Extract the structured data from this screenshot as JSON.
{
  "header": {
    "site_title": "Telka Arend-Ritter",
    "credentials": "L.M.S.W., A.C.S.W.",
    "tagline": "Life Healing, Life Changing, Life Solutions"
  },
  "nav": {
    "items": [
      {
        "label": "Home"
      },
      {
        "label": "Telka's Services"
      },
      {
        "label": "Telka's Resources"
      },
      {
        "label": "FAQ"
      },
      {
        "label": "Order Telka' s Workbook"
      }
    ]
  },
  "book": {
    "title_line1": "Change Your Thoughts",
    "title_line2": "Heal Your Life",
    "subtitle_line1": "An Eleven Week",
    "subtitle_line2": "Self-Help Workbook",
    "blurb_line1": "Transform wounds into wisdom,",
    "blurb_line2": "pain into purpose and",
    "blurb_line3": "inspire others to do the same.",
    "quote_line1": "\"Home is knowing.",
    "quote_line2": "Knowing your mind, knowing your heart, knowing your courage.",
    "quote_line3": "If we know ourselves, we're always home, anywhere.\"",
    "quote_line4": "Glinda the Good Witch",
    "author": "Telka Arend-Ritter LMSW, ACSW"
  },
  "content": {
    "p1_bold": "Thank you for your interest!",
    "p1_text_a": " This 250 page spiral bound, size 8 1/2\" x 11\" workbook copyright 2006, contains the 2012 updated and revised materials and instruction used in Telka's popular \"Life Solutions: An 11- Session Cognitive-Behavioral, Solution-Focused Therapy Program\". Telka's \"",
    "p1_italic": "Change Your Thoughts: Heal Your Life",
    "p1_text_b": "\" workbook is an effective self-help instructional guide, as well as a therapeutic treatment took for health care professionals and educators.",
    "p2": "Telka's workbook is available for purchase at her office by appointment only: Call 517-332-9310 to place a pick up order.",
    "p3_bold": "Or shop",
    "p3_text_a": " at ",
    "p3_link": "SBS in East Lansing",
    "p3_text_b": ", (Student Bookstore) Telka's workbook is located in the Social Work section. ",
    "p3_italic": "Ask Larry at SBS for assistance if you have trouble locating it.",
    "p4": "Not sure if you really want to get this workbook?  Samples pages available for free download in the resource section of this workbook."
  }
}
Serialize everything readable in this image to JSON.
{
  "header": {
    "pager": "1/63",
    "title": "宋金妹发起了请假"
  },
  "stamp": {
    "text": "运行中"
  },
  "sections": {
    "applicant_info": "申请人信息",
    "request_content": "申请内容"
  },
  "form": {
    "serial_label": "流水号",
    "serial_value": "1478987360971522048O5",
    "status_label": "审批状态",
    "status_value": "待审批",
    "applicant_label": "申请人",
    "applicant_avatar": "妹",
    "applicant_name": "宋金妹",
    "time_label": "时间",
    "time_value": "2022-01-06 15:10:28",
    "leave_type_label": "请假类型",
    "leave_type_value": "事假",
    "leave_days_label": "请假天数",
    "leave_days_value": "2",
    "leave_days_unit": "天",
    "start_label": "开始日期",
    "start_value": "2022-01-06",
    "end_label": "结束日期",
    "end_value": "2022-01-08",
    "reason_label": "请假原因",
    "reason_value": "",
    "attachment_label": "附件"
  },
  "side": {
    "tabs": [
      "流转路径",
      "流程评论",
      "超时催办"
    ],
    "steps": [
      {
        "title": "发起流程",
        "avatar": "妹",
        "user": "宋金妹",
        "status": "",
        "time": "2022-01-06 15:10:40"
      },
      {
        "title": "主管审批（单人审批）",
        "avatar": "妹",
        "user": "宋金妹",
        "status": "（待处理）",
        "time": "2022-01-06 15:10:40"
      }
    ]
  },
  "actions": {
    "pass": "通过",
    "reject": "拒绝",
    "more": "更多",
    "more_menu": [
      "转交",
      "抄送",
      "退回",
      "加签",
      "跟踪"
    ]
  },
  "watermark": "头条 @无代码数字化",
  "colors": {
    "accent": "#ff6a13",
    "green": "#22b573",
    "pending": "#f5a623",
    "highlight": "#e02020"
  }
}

=======

Show all lines in the entries above where the word "JSON" appears.

Extract the structured data from this screenshot as JSON.
Serialize everything readable in this image to JSON.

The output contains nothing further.